● Records to use:

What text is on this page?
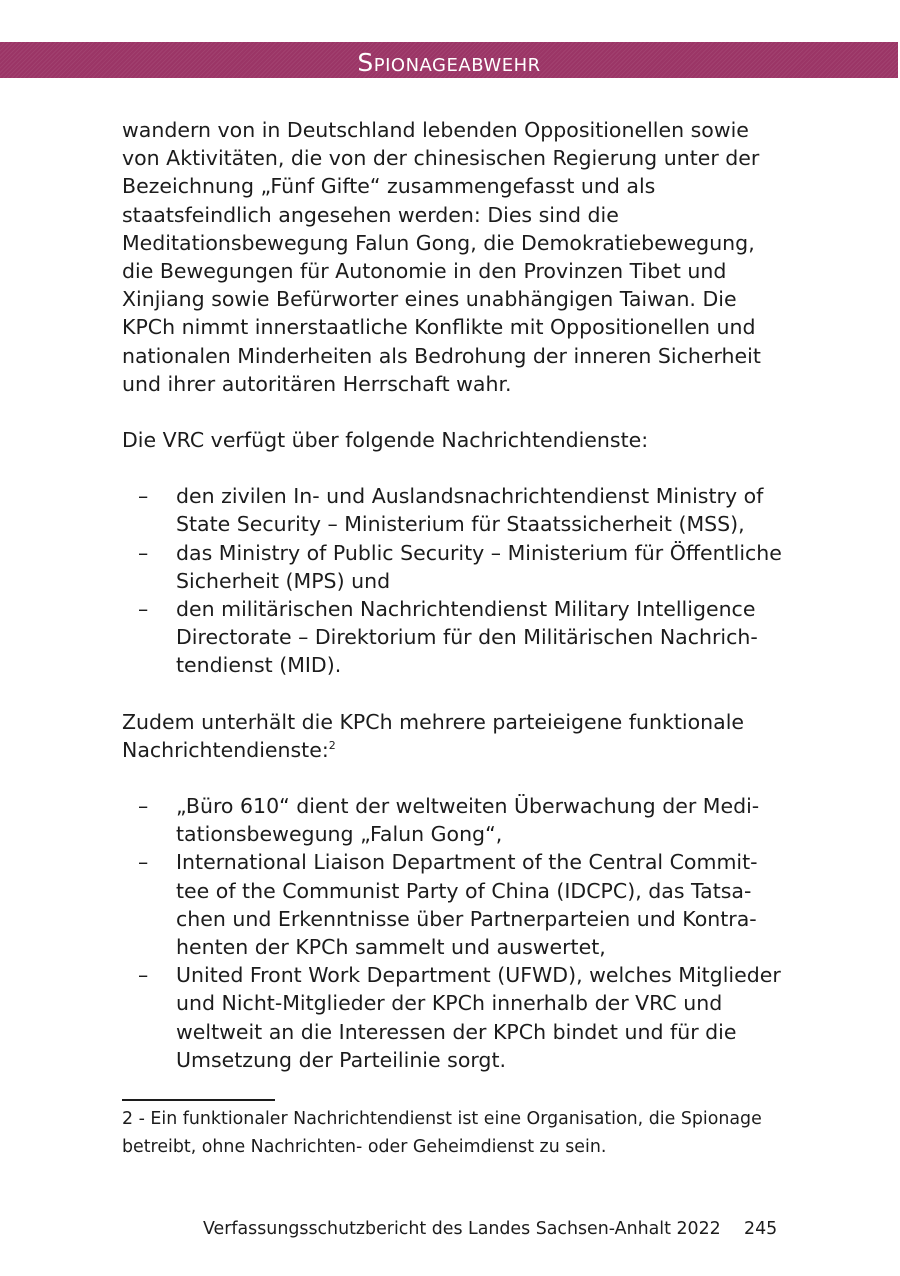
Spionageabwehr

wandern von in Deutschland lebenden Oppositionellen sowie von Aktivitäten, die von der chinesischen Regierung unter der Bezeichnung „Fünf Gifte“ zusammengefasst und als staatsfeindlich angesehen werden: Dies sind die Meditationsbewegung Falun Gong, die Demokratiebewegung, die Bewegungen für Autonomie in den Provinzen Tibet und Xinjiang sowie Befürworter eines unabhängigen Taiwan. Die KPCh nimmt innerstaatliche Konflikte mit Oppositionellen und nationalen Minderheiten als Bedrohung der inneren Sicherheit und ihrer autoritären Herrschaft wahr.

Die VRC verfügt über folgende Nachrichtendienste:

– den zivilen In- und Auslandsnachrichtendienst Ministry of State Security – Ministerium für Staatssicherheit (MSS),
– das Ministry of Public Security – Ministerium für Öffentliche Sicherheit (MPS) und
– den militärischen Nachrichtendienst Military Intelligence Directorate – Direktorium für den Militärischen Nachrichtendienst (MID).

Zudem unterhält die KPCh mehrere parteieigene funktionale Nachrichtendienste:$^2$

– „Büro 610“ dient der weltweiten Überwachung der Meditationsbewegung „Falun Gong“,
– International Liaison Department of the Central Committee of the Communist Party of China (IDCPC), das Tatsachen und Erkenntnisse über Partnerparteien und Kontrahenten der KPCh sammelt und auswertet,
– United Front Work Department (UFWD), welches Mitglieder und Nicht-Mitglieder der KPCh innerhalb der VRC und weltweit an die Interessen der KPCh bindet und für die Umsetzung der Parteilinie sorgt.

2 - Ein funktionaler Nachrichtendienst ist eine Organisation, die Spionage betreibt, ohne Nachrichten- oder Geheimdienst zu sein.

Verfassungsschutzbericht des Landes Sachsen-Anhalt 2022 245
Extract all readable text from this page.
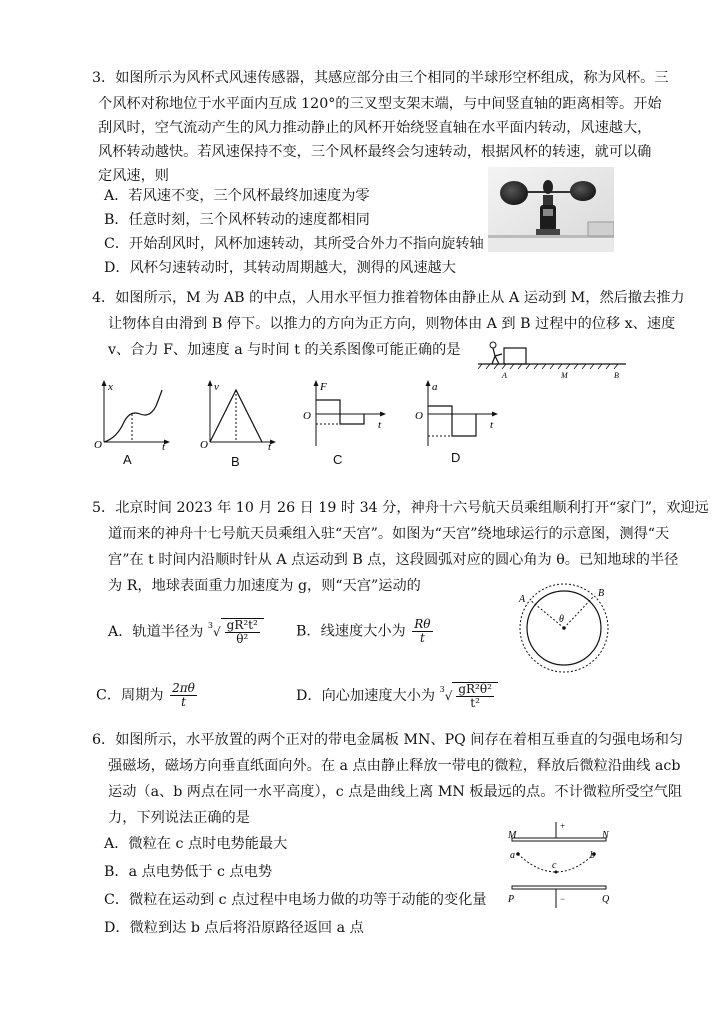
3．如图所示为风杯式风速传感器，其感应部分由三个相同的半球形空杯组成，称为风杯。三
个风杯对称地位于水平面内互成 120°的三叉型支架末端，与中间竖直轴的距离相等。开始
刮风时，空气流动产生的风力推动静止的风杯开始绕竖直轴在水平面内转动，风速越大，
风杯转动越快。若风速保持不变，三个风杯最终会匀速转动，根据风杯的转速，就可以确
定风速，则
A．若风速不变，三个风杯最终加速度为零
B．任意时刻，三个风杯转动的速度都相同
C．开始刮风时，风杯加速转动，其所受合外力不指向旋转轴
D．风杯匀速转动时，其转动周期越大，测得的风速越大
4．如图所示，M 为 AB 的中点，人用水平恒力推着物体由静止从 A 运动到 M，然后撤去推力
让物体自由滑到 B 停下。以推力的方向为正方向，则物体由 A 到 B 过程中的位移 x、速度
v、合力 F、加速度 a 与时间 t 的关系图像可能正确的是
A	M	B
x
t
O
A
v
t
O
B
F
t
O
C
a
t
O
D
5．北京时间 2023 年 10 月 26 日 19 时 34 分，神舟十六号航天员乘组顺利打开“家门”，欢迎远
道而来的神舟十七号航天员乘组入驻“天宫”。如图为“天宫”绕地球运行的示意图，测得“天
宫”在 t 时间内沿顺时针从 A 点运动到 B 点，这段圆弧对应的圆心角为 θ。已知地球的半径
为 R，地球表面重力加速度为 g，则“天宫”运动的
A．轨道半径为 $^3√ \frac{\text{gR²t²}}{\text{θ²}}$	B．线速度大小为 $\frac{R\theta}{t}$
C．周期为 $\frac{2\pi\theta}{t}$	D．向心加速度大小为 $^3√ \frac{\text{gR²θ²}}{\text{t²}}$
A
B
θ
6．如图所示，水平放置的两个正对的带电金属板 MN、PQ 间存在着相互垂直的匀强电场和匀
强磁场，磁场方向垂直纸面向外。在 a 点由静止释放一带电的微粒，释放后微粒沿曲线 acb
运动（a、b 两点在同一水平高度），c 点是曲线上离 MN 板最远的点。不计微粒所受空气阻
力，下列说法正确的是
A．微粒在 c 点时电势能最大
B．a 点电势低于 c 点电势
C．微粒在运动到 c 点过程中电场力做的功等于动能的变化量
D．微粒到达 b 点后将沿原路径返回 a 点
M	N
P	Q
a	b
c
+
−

● Work required:
Give only the count of lines in which the string "text" appears.

● Output:
4